TEXTE EXTRAIT
* * * *
Il arrive parfois que, pour définir un style musical, on ne soit réduit faute de mieux qu'à citer les grandes références du genre pour que l'interlocuteur puisse à l'oreille, à défaut de pouvoir y poser des mots, reconnaître ce style au fur et à mesure que son expérience dans ce domaine croît. En effet, le seul fait de dire qu'il s'agit d'une musique rapide et violente ne suffit pas à réellement distinguer le thrash des autres styles extrêmes. Rajouter qu'il s'agit globalement d'une fusion entre punk, speed et NWOBHM est déjà plus satisfaisant mais là encore, on restreint le thrash qu'à une série d'influences, d'autant plus qu'il faut que la personne connaisse ces fameuses racines.
Alors, sachant pertinament qu'il s'agit bien plus que celà, on en finit par dépit à citer l'incontournable Big Four. Réponse convenable? Les ascendances heavy pour
Metallica, speed pour
Megadeth ou hardcore pour
Anthrax sont malgré leur génie trop importantes pour définir le thrash "pur", tandis que
Slayer a tant ouvert les portes aux musiques plus extrêmes qu'il sera dur pour un profane de ne pas se perdre dans la confusion.
Alors, qui pour représenter l'essence même du thrash? Sans réelle réponse exacte, j'en suis venu à penser avec le temps qu'il serait bon d'aller voir dans les groupes plus anonymes et peut-être plus intègre pour y trouver décente satisfaction. Tout cela pour dire que je crois en tenir un bon candidat en la personne de
Silence, avec leur unique production sorti en 1990: "
Vision".
* * * *
CONSIGNES
• 1. D'après le texte sur le thrash, quelle ascendance l'auteur attribue-t-il à Anthrax ?
• 2. Prolongez le texte sur le thrash à partir de sa dernière phrase.
* * * *
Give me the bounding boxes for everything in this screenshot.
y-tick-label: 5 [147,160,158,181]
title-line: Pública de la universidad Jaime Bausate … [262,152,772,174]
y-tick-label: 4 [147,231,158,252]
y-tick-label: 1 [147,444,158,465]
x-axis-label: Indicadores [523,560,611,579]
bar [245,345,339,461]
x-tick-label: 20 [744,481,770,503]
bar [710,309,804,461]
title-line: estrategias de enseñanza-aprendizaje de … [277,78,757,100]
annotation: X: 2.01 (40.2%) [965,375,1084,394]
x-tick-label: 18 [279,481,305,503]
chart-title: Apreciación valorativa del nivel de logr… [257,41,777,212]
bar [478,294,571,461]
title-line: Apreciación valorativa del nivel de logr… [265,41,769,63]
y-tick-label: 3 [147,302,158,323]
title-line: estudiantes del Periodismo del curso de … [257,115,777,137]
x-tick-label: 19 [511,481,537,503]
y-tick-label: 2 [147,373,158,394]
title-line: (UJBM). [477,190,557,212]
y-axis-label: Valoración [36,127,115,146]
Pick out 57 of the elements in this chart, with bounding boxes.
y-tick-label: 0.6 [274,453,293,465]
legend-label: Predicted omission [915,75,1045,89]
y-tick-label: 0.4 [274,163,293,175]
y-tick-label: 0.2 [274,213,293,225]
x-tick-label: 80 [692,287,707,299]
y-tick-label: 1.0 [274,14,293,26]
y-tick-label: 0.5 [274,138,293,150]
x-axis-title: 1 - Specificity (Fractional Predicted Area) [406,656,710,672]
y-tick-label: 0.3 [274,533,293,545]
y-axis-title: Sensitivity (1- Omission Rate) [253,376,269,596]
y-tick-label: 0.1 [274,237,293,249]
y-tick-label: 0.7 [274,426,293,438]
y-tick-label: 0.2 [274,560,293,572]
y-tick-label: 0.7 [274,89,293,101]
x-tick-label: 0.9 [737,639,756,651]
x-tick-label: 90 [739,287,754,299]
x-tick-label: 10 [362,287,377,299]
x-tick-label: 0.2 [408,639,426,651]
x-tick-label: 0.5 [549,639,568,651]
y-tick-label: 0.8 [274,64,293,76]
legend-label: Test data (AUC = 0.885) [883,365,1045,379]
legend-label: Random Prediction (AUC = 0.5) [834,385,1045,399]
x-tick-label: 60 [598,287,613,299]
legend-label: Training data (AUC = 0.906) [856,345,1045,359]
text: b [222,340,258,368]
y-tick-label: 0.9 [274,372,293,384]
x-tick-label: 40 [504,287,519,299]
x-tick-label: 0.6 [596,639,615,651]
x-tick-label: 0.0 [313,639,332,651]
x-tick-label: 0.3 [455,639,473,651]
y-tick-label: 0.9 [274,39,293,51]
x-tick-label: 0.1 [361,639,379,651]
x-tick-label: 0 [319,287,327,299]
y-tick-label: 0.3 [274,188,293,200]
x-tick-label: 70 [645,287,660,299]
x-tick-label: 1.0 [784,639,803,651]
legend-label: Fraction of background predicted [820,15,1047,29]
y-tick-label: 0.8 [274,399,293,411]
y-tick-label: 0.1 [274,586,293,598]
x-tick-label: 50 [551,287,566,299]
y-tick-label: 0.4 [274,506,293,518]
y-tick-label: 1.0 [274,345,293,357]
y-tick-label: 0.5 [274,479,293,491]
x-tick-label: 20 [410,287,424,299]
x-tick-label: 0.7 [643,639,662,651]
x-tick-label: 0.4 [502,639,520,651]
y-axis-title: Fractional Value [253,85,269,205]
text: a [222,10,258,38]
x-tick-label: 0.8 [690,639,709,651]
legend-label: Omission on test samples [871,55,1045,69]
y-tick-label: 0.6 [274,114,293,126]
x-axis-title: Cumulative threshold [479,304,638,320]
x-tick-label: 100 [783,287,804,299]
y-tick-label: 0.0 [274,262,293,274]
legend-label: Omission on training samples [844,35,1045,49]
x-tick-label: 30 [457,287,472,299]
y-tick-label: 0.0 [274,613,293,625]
* * * *
CORRIGÉ
• 1. Le hardcore.

• 2.
Ces américains nous ont pondu une musique d'une intransigeance rare, extrême en termes de thrash. La frénésie ne connait ici pas de limites à l'instar d'un "Pitbull" aux crocs mélodiques. Etouffant et intense jusqu'à la moelle, les gars de Washington ont mis tous les atouts de leur côté: un époustouflant sens du riff, un batteur incontenable et un Ben Gaither au chant tranchant parfois proche d'un Osegueda des grands soirs, surtout durant "Death By Womba", qui échange avec des back vocals typés hardcore comme dans "
Dark Tide
Rising".
Même les passages en mid-tempo sont emplis d'une rage qui transparait car impossible à contenir. "
Voice Of The Pariah" qui semble tenir lieu de ballade ne tient réellement pas en place très longtemps avant les chevaux ne soient lâchés à nouveau. Le détail qui tue sur ce domaine advient lors de l'interlude mélodique de la piste de clôture "Necromantic" durant lequel un gros riff claque subrepticement, comme par maladresse, nous prenant subitement complètement au dépourvu.
Le talent et l'originalité sont là, indéniables, et s'expriment avec doigté également au moment des solis inspirés, notamment celui opérant dans "
Echoes Of
Damnation", qui s'allient dans un adroit contraste avec un son de batterie sourd et creux, et cela particulièrement durant les tapis de bombes de "Living
Hypocrisy".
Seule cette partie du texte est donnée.